### Dataset excerpts

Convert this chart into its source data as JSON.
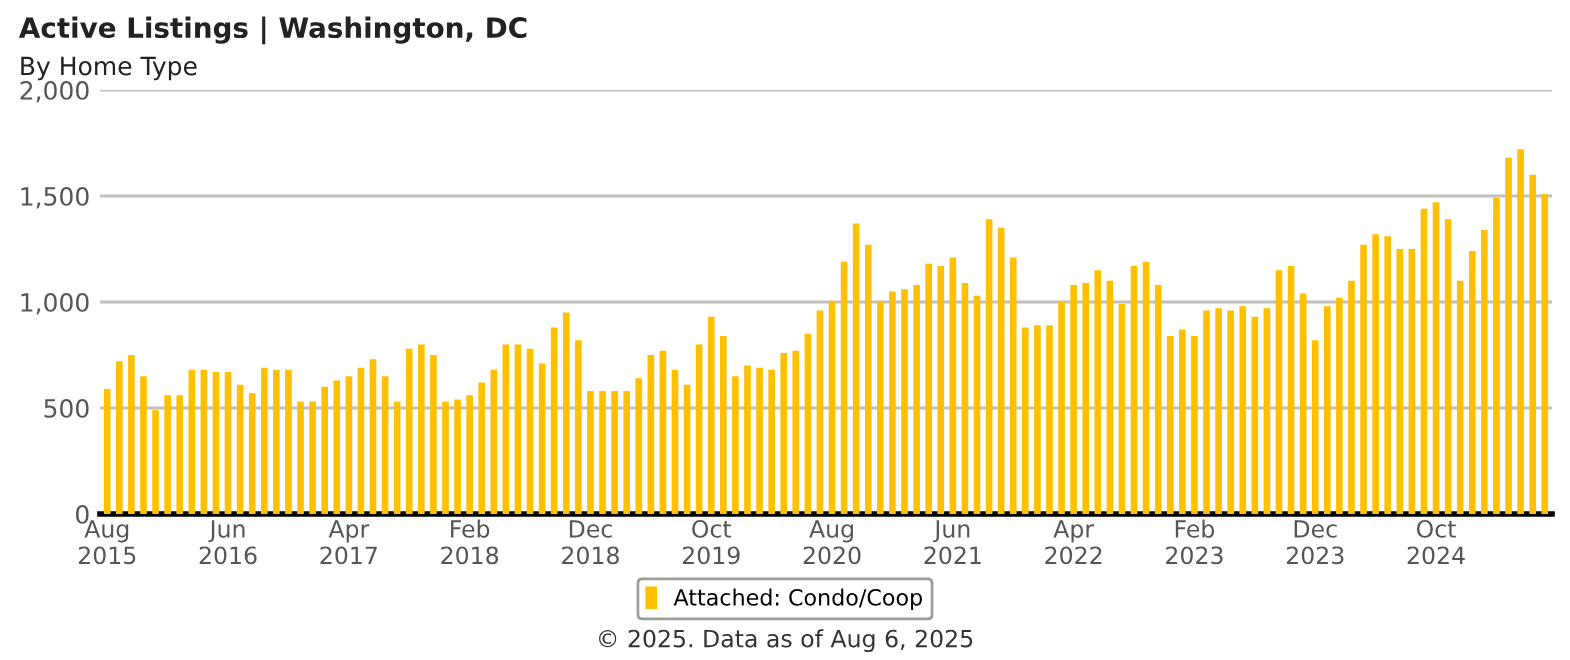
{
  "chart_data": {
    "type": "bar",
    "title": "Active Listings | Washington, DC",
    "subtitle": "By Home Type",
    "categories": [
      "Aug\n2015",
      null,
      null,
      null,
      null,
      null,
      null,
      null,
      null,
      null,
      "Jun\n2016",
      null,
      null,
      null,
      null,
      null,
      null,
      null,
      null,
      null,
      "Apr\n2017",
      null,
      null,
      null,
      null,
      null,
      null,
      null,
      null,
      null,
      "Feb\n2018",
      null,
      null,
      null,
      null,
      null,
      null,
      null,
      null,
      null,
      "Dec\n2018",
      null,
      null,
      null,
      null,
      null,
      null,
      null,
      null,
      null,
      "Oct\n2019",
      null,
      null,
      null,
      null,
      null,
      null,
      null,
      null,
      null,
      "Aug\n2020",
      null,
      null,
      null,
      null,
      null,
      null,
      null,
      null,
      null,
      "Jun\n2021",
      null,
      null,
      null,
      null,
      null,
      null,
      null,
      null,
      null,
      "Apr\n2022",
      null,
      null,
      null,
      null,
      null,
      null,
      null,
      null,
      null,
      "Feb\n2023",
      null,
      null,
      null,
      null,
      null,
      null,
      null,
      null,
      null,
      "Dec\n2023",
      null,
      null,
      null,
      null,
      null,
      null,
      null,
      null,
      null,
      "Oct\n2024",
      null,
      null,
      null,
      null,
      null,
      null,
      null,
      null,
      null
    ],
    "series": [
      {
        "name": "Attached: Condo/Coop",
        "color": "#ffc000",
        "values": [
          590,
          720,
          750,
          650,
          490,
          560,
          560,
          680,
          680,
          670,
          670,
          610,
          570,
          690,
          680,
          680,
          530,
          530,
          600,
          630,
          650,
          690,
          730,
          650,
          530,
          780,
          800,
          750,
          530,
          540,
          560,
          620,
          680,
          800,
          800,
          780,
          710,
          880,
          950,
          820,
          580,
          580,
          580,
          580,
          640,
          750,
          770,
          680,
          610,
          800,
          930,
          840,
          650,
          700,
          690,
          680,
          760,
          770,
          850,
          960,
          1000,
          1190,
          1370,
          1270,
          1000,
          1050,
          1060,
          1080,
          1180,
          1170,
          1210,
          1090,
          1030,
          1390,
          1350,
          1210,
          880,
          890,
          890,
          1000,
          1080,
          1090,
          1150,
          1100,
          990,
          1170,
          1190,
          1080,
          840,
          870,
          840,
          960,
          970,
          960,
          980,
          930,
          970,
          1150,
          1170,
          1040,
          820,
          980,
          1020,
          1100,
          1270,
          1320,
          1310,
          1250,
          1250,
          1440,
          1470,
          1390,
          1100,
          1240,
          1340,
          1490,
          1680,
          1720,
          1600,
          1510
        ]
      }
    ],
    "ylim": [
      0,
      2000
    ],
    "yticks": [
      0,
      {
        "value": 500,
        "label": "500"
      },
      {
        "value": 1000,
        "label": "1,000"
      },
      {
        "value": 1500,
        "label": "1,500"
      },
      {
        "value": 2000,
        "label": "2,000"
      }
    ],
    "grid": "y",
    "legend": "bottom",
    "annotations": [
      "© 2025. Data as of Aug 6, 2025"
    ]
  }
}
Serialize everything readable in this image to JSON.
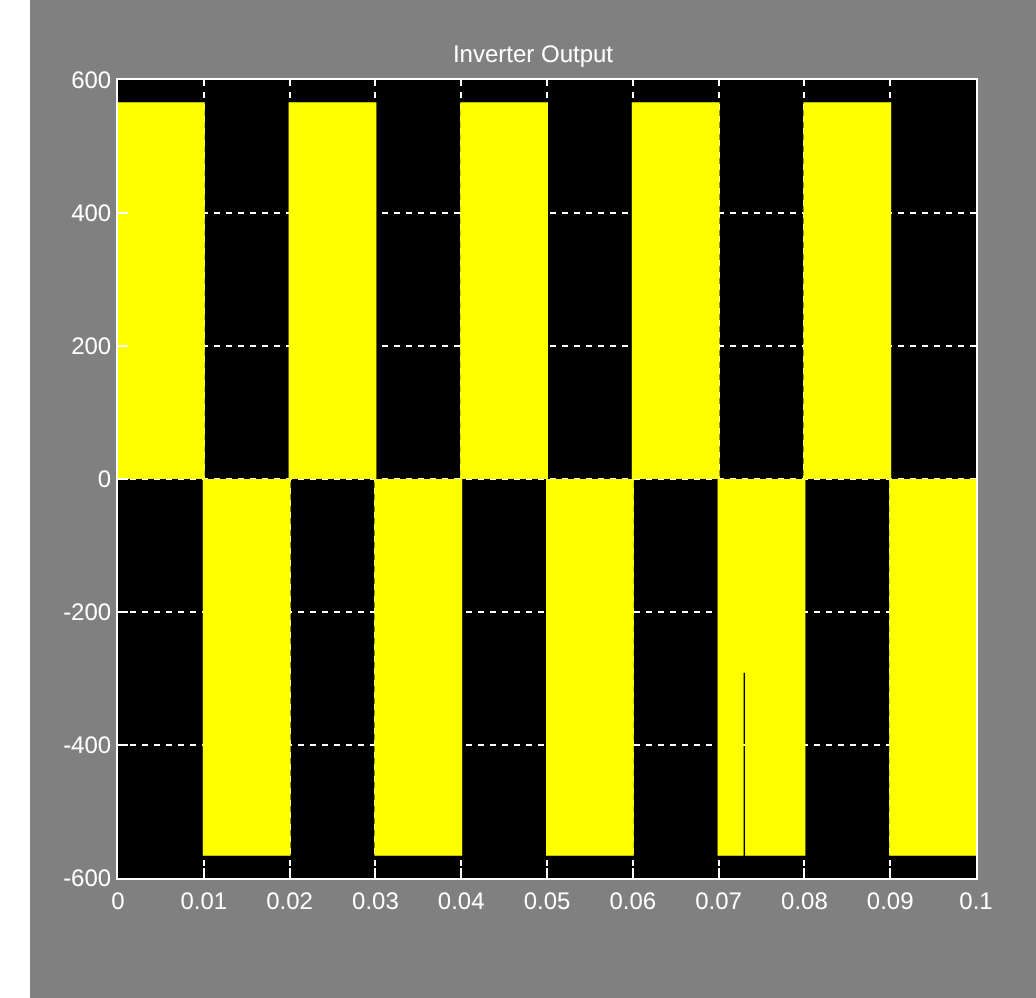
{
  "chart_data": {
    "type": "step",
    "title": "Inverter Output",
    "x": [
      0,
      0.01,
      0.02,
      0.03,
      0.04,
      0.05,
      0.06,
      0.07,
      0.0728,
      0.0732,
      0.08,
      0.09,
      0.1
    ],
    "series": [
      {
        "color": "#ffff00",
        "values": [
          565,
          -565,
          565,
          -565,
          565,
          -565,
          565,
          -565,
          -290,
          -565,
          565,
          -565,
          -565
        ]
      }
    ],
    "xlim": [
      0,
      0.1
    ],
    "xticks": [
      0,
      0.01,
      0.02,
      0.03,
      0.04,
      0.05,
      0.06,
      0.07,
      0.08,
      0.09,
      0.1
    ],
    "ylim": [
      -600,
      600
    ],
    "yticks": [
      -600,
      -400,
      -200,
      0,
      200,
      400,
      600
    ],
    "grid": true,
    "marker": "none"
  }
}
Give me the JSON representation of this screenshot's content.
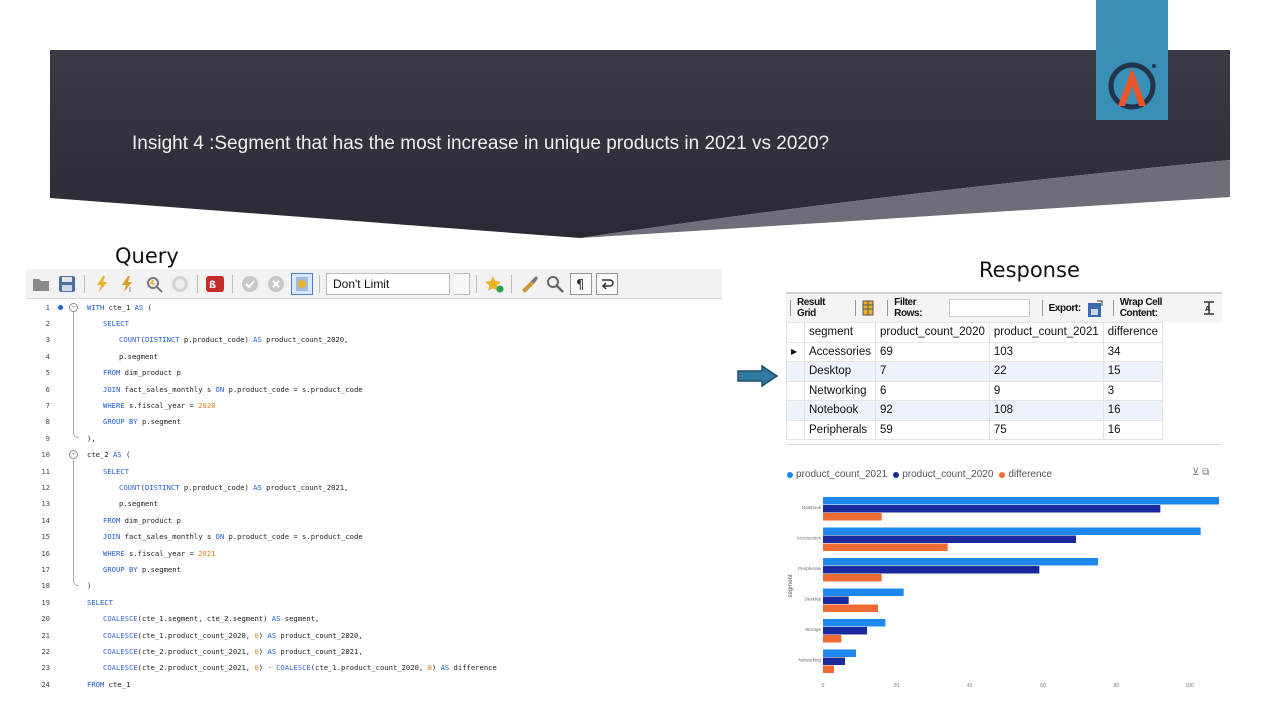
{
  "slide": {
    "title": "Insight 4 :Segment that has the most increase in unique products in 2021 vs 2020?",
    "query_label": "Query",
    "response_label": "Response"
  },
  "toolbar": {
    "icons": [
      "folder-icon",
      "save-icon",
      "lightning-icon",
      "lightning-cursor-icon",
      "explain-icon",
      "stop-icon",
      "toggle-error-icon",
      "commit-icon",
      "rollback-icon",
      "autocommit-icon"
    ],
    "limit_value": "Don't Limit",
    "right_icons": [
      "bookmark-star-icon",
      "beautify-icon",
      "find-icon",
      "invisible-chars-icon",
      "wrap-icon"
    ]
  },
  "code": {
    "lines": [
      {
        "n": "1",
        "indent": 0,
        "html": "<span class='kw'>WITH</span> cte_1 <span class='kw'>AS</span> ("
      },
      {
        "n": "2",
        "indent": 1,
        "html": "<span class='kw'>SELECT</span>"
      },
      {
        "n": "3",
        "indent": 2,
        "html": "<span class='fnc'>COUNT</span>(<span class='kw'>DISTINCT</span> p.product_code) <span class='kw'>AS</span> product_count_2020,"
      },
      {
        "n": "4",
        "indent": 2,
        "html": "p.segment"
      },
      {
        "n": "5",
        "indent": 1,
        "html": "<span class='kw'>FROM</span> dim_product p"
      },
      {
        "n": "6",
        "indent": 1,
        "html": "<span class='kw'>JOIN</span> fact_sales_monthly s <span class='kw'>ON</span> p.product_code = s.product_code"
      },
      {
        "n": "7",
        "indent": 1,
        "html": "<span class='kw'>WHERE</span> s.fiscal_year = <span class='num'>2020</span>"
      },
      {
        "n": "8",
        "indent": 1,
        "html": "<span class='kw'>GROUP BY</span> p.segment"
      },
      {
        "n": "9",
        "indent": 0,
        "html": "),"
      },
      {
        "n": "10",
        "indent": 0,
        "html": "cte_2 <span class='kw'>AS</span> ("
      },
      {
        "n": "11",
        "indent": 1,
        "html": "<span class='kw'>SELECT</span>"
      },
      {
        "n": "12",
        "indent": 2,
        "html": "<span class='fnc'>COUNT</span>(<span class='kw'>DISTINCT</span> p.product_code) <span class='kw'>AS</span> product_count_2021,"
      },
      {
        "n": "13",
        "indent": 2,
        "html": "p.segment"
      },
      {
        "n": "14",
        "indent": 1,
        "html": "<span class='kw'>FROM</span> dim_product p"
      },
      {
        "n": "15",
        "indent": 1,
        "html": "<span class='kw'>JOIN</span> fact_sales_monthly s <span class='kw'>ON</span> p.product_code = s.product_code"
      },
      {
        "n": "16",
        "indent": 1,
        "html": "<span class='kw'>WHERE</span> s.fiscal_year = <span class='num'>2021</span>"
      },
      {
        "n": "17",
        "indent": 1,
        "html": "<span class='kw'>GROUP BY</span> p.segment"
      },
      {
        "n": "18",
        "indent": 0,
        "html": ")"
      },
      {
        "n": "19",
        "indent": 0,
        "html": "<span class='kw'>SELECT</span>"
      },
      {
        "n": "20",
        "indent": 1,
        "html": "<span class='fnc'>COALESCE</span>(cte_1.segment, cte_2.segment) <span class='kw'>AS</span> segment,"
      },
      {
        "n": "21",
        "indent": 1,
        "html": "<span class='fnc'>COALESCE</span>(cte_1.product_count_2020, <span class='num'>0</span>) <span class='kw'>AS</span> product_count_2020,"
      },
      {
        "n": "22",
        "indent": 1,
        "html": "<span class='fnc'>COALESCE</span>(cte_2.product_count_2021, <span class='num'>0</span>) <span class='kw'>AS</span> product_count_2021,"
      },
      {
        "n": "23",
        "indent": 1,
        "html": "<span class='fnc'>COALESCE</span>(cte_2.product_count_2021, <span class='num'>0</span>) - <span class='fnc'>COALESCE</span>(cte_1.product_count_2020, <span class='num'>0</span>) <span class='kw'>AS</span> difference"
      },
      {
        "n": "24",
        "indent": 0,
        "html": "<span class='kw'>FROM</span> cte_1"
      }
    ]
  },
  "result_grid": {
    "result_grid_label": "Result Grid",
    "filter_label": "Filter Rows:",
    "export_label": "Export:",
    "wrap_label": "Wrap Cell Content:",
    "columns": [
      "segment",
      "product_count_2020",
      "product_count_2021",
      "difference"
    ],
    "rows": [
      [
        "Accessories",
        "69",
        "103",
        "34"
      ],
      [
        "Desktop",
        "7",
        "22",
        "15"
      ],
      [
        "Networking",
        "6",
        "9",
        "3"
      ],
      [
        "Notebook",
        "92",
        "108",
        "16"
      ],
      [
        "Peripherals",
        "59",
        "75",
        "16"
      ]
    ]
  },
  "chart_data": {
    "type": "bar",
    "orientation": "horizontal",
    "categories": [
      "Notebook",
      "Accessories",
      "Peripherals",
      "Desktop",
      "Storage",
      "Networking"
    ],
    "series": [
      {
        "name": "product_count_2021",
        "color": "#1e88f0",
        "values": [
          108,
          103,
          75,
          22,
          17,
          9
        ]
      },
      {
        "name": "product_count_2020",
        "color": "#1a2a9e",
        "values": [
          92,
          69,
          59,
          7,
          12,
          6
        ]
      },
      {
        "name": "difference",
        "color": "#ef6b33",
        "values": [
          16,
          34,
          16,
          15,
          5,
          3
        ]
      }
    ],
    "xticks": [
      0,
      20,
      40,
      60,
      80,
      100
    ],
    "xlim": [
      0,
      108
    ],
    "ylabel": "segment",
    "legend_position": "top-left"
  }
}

### Stated task
Each line containing "color" counts once; state the total number of such lines and nothing else.

### Answer below
5